Figure content listings

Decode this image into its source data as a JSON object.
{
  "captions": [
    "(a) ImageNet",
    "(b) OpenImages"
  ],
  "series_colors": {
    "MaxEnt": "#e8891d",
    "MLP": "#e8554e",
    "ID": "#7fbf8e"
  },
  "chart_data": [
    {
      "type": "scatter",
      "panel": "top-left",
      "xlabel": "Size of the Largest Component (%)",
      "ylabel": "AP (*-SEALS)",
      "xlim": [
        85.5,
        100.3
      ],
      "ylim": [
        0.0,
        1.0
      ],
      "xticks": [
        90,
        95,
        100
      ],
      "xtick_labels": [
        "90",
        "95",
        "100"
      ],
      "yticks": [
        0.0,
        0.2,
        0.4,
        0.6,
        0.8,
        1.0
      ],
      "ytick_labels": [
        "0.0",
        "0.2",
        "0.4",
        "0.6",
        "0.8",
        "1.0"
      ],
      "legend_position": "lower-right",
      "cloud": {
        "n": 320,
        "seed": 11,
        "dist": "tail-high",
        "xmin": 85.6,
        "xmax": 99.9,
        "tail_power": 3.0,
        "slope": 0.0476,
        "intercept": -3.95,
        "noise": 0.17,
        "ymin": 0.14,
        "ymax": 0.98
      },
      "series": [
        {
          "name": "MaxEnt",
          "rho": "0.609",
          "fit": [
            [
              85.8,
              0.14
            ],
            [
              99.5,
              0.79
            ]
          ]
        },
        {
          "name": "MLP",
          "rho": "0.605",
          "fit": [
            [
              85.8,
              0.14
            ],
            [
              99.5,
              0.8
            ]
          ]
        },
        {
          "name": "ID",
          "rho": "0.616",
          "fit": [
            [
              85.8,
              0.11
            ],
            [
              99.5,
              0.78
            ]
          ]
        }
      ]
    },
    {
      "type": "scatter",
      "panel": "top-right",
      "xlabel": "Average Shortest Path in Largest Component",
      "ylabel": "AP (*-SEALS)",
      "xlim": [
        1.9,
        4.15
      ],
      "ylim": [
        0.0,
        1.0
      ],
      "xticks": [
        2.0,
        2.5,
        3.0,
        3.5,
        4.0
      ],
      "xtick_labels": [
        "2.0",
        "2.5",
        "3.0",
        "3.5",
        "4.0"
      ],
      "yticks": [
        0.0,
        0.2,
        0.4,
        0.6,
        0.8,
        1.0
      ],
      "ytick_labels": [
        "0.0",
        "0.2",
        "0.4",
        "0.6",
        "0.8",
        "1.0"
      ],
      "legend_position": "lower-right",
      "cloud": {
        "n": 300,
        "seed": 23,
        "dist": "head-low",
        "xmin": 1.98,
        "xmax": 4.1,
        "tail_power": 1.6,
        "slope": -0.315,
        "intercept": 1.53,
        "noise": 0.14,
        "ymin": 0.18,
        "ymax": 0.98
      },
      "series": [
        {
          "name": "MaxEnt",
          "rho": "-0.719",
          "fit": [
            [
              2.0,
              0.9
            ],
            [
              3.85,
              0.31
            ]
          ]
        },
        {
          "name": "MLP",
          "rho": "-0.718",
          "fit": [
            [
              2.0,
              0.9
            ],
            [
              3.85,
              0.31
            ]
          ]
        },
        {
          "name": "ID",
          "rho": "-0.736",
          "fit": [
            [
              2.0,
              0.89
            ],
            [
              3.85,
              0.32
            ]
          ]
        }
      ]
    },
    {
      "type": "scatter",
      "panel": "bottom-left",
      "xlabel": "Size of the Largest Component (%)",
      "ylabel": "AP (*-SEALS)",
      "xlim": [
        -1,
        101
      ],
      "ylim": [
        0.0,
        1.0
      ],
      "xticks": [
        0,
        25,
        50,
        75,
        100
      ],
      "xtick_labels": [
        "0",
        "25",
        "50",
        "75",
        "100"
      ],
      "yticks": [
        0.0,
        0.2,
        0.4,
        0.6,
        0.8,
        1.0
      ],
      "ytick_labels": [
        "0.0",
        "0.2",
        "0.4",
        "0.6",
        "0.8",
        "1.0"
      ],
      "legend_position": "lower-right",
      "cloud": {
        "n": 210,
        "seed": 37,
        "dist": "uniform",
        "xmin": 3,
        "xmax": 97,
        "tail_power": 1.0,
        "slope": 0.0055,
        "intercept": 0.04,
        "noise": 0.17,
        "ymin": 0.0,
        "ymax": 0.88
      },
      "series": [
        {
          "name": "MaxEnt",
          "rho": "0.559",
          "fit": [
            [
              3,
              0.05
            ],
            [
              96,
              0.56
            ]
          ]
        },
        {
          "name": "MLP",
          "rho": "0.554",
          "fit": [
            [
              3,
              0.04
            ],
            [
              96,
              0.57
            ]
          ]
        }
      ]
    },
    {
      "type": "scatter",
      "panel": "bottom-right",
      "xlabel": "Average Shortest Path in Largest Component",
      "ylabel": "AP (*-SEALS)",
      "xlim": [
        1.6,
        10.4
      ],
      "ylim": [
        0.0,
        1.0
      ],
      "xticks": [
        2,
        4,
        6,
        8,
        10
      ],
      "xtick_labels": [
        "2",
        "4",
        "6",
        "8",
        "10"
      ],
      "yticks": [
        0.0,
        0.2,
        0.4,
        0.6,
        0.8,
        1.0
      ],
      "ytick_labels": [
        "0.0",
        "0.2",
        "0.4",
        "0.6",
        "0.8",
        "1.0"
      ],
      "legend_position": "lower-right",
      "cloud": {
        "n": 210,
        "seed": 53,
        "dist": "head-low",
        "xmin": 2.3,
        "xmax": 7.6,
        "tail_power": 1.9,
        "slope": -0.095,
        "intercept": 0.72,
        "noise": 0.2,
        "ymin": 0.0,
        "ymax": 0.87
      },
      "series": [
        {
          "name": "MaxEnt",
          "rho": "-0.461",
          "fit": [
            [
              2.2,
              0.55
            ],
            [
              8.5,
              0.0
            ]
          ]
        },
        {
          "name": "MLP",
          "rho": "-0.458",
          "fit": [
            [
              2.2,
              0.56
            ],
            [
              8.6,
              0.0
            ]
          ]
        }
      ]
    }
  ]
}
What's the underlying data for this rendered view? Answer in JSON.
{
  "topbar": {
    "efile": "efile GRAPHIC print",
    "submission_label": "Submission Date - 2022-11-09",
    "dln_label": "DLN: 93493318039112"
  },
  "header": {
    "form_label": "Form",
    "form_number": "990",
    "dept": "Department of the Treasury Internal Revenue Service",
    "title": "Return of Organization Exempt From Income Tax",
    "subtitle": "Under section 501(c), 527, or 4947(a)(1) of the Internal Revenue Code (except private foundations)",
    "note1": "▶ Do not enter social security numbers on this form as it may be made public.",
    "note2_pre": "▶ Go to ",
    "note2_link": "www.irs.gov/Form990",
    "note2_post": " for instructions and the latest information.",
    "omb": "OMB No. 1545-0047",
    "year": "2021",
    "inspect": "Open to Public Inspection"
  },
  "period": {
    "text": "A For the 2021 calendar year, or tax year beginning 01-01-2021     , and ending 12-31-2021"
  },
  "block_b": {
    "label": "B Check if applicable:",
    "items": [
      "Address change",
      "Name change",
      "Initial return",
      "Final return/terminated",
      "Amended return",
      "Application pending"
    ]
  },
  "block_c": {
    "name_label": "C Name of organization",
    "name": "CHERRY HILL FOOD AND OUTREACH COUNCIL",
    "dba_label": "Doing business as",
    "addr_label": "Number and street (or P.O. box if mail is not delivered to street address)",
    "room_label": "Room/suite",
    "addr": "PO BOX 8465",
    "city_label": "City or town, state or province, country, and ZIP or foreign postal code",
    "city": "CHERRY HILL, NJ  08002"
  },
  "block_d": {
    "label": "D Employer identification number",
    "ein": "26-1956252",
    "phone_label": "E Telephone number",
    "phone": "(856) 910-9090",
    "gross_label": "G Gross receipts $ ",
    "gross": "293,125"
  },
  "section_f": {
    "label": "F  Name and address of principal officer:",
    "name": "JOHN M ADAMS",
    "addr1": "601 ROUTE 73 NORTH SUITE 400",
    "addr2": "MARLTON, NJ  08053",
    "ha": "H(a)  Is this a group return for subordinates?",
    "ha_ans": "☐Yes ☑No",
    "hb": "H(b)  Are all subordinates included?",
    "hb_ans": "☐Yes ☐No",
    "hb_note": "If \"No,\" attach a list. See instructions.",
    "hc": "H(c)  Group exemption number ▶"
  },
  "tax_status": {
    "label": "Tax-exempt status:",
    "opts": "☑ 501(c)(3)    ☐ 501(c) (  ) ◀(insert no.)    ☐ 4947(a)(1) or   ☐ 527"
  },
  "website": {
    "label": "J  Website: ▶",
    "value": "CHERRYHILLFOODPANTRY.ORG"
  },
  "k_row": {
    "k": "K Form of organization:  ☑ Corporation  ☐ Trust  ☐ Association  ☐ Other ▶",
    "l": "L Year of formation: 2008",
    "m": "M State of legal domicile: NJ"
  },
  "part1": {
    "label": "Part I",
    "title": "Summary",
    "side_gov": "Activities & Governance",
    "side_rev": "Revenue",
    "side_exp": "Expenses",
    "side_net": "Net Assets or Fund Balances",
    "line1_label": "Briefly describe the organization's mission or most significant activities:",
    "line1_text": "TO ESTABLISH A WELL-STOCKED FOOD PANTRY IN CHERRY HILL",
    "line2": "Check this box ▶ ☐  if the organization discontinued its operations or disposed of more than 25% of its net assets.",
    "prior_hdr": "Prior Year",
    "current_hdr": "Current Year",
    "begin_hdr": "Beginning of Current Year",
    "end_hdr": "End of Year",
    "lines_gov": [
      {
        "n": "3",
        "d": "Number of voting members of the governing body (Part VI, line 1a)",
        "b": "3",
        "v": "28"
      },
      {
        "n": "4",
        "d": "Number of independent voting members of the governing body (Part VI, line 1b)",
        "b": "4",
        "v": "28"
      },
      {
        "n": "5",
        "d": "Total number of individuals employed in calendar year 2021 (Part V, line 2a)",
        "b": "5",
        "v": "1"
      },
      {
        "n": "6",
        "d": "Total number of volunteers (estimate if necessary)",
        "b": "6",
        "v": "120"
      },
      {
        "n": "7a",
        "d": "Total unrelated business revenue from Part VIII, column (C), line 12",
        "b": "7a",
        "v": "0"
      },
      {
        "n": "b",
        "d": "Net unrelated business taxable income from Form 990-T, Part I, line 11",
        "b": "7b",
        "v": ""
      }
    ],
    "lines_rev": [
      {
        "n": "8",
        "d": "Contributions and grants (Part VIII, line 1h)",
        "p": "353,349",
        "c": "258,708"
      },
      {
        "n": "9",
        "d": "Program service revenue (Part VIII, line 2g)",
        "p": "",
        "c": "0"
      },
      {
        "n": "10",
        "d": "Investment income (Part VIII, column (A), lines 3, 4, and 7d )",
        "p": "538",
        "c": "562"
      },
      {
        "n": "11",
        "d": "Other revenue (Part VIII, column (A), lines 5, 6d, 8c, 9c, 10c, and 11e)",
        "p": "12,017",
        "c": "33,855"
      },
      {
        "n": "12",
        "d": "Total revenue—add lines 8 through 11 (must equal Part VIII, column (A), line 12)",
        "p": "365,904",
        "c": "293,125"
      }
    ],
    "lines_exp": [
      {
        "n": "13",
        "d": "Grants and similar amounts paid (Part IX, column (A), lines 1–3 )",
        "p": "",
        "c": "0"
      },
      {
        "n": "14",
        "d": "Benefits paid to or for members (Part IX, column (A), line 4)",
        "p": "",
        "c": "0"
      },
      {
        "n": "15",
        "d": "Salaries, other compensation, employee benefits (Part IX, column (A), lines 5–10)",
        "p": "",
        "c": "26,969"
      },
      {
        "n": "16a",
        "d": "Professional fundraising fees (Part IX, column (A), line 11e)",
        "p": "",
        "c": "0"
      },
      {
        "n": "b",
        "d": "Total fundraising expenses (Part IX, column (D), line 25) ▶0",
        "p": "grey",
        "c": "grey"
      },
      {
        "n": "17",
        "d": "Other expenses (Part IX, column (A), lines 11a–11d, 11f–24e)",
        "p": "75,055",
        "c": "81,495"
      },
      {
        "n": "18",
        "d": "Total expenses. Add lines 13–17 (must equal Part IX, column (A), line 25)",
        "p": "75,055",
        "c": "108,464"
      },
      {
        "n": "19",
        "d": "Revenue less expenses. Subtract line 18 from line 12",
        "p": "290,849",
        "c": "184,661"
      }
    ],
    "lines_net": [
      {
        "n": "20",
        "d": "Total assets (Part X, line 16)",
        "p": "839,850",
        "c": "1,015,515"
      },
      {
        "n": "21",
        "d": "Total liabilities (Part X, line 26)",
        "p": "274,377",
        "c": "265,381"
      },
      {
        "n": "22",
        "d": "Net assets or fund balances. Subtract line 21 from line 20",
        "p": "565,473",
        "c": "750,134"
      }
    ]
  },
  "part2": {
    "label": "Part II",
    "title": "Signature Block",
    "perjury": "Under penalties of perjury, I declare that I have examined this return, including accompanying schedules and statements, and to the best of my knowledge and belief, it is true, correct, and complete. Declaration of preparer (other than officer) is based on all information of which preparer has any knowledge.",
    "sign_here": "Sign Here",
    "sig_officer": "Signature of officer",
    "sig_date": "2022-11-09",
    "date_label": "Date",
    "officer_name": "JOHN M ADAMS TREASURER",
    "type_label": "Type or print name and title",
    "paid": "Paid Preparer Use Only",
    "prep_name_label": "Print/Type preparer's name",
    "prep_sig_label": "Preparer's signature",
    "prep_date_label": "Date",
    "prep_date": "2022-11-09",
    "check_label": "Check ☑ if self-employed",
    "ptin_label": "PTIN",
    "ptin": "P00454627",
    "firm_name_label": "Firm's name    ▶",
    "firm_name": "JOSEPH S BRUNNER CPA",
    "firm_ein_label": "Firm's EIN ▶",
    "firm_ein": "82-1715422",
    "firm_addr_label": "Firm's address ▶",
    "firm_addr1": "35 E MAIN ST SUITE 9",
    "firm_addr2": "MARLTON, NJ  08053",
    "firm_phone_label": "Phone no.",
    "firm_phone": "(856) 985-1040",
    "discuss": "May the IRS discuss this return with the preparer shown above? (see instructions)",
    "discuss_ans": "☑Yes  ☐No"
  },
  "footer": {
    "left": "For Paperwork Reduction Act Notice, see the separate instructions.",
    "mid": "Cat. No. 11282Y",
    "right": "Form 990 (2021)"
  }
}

* OBJECTIVE *
In the entries above, locate every line with the word "fundraising" and copy it.

* COMPLETE OUTPUT *
        "d": "Professional fundraising fees (Part IX, column (A), line 11e)",
        "d": "Total fundraising expenses (Part IX, column (D), line 25) ▶0",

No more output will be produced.